Scan the data below. Pull out each line where "pela" occurs.
━━━━━━
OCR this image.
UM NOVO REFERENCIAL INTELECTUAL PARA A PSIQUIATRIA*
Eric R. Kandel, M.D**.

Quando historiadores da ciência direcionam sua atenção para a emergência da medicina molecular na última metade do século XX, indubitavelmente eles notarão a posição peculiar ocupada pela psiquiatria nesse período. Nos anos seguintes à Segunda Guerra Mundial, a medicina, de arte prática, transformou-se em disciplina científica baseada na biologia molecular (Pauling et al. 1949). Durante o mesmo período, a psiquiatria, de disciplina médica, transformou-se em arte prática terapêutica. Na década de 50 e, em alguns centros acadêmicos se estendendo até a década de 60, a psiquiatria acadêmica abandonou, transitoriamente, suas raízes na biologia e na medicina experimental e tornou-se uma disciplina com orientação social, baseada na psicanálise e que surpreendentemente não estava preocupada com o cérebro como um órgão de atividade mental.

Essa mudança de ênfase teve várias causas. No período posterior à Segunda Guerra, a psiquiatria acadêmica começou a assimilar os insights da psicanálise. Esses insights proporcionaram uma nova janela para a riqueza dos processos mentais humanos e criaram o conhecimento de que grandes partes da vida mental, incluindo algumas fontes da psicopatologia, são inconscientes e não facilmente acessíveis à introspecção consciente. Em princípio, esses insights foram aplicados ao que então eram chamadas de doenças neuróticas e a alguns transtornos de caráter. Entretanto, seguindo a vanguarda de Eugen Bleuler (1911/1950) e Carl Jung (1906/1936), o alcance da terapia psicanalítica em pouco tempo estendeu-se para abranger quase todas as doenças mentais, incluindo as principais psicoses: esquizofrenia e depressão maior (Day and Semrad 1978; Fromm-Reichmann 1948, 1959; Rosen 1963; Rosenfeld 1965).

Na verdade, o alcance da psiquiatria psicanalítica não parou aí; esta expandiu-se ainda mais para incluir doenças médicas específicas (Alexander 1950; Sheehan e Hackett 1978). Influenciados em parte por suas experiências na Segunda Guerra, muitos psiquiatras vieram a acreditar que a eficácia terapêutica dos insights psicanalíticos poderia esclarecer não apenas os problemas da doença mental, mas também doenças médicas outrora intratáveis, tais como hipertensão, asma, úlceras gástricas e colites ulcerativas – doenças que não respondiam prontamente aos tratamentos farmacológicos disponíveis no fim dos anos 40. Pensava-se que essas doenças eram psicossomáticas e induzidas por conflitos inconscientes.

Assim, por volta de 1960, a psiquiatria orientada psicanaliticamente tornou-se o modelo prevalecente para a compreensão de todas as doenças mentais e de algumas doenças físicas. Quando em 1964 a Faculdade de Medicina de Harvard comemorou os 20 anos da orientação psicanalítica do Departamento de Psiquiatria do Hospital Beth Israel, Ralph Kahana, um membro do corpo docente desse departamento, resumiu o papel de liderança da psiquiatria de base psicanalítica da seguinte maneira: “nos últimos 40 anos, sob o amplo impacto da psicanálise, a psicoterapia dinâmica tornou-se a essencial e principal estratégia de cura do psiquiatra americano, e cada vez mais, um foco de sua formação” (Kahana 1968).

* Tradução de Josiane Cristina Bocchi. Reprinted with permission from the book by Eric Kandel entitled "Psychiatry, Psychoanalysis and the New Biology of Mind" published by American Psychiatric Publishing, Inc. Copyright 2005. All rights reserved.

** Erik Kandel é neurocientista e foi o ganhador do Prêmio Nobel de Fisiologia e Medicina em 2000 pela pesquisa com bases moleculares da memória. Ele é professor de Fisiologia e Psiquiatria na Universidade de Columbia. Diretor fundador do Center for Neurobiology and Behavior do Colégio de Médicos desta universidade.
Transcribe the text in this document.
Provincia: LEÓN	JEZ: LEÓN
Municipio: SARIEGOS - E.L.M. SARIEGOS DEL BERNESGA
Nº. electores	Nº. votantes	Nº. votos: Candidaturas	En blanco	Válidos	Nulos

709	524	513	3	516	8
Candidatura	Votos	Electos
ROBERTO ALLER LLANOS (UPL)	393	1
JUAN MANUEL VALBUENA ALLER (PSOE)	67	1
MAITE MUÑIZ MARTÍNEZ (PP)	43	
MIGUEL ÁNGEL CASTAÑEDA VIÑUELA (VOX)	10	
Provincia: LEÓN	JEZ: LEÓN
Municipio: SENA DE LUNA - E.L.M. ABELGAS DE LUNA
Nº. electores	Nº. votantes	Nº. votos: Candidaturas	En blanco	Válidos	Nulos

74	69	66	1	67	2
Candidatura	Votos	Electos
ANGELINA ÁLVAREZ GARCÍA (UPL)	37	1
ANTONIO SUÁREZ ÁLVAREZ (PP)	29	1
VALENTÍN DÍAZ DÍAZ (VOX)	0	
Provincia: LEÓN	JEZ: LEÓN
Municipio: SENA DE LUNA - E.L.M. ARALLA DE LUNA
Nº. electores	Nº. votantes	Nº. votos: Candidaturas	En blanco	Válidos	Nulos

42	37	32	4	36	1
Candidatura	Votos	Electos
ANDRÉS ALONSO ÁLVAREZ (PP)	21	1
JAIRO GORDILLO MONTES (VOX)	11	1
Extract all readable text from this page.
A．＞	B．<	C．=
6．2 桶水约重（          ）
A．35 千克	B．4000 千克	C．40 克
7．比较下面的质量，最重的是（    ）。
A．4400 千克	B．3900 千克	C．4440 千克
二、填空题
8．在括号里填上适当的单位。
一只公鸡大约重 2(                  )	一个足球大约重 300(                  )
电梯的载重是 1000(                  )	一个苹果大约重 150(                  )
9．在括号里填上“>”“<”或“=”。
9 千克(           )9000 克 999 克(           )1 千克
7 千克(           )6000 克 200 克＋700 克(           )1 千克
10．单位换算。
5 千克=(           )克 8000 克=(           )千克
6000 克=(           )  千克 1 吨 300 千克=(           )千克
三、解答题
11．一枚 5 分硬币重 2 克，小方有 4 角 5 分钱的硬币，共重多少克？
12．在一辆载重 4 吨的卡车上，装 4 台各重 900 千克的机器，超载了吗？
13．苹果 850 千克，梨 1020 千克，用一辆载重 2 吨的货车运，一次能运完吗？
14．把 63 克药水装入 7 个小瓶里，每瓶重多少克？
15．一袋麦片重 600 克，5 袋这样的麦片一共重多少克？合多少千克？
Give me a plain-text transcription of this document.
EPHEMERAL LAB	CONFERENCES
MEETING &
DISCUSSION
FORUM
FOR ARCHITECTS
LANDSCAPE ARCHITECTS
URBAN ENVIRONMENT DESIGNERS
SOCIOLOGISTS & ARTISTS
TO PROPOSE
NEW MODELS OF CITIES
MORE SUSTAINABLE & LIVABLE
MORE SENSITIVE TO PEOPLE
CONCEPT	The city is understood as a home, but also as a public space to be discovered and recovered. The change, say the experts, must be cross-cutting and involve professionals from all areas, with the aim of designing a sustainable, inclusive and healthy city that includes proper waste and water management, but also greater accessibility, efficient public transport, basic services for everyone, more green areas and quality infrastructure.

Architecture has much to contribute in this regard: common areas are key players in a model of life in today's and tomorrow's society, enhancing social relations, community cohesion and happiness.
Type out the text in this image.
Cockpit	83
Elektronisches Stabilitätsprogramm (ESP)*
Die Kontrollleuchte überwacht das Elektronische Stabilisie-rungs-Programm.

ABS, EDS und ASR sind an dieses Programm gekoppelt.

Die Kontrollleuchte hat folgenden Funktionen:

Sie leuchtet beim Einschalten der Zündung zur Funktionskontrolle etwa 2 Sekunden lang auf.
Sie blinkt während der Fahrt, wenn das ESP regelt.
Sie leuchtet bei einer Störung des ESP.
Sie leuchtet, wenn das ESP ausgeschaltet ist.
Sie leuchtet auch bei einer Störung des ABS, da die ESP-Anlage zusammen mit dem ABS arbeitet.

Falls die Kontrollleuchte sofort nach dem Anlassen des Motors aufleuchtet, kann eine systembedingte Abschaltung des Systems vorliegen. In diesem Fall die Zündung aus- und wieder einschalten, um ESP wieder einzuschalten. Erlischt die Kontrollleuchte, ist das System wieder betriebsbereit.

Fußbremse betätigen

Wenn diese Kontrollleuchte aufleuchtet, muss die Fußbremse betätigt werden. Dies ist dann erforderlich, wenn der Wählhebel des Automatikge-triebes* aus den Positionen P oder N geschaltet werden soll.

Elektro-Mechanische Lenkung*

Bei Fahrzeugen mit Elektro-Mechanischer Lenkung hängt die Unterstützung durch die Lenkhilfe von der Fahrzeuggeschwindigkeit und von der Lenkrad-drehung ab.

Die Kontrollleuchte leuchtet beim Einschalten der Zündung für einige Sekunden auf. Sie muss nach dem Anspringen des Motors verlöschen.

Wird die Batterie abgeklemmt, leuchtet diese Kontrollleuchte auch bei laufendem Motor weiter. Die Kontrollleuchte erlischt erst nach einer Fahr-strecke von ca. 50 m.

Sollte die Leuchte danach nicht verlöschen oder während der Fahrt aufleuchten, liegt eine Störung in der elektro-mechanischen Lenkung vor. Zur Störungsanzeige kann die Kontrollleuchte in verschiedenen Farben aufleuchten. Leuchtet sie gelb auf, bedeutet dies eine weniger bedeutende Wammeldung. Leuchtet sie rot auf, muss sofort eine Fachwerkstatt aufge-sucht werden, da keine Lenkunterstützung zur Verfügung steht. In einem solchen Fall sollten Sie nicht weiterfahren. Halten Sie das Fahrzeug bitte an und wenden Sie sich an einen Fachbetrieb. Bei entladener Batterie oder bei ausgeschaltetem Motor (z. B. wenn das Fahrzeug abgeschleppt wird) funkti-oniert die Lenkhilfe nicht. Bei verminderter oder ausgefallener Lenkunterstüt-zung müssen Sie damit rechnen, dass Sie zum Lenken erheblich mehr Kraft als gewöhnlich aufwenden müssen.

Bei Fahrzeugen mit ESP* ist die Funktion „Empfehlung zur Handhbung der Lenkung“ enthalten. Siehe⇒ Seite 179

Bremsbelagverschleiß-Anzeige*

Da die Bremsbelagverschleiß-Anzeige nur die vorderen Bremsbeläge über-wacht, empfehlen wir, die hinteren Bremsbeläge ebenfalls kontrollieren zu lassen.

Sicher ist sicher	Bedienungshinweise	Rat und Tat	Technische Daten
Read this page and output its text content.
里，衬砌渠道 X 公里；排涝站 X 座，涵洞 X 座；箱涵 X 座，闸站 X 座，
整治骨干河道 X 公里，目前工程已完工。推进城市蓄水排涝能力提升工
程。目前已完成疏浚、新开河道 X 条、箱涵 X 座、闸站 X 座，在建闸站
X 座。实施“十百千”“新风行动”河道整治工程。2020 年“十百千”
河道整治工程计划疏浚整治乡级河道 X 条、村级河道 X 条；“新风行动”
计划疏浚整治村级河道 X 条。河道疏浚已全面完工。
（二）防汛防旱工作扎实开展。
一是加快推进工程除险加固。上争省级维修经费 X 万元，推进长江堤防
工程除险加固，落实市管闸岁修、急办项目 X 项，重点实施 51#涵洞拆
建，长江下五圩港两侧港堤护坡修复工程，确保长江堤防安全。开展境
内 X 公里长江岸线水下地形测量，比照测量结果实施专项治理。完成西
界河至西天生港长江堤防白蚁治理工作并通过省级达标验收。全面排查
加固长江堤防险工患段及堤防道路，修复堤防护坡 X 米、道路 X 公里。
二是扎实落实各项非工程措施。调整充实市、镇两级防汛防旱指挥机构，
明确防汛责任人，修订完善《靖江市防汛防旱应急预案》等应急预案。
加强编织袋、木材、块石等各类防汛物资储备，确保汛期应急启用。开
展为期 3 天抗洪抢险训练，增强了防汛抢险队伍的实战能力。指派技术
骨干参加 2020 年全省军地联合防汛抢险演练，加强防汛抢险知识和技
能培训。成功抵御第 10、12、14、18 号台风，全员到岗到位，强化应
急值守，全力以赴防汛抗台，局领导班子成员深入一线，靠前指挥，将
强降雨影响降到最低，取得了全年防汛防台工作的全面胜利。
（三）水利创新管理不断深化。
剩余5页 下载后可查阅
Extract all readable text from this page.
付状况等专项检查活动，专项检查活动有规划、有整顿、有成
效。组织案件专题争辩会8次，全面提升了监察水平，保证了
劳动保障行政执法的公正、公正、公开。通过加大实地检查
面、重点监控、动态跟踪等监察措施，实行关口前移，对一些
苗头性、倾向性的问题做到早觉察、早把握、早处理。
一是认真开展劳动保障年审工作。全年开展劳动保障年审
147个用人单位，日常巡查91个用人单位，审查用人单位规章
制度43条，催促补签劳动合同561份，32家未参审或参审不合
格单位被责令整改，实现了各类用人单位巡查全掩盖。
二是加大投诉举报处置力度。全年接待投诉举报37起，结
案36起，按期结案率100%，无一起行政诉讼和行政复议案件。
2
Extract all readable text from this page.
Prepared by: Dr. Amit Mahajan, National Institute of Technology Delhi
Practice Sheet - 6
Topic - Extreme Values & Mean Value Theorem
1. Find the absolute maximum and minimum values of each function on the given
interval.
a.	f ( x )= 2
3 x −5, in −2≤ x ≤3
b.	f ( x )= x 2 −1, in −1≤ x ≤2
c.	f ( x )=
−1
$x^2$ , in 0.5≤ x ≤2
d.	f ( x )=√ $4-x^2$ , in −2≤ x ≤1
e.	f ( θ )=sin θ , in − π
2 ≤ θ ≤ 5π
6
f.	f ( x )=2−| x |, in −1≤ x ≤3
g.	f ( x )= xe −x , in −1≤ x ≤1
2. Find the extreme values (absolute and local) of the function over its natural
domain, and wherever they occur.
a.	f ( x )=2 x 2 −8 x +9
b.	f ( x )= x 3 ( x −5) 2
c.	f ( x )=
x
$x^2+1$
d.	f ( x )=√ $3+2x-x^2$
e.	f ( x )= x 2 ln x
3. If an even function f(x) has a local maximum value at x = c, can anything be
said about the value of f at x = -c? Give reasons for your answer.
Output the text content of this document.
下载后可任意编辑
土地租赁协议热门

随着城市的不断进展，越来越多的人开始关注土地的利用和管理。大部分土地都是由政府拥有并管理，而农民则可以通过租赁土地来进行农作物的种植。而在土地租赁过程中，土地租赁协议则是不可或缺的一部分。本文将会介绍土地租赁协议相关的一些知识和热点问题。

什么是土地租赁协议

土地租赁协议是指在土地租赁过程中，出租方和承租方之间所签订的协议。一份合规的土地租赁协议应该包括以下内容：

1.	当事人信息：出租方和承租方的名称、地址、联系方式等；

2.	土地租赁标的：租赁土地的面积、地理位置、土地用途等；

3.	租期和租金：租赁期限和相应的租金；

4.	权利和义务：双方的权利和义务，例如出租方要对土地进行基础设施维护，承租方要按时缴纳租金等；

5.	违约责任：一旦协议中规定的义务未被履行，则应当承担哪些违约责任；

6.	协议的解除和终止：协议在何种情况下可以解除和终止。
━━━━━━
§ **Response to the exercise**
Quando historiadores da ciência direcionam sua atenção para a emergência da medicina molecular na última metade do século XX, indubitavelmente eles notarão a posição peculiar ocupada pela psiquiatria nesse período. Nos anos seguintes à Segunda Guerra Mundial, a medicina, de arte prática, transformou-se em disciplina científica baseada na biologia molecular (Pauling et al. 1949). Durante o mesmo período, a psiquiatria, de disciplina médica, transformou-se em arte prática terapêutica. Na década de 50 e, em alguns centros acadêmicos se estendendo até a década de 60, a psiquiatria acadêmica abandonou, transitoriamente, suas raízes na biologia e na medicina experimental e tornou-se uma disciplina com orientação social, baseada na psicanálise e que surpreendentemente não estava preocupada com o cérebro como um órgão de atividade mental.
** Erik Kandel é neurocientista e foi o ganhador do Prêmio Nobel de Fisiologia e Medicina em 2000 pela pesquisa com bases moleculares da memória. Ele é professor de Fisiologia e Psiquiatria na Universidade de Columbia. Diretor fundador do Center for Neurobiology and Behavior do Colégio de Médicos desta universidade.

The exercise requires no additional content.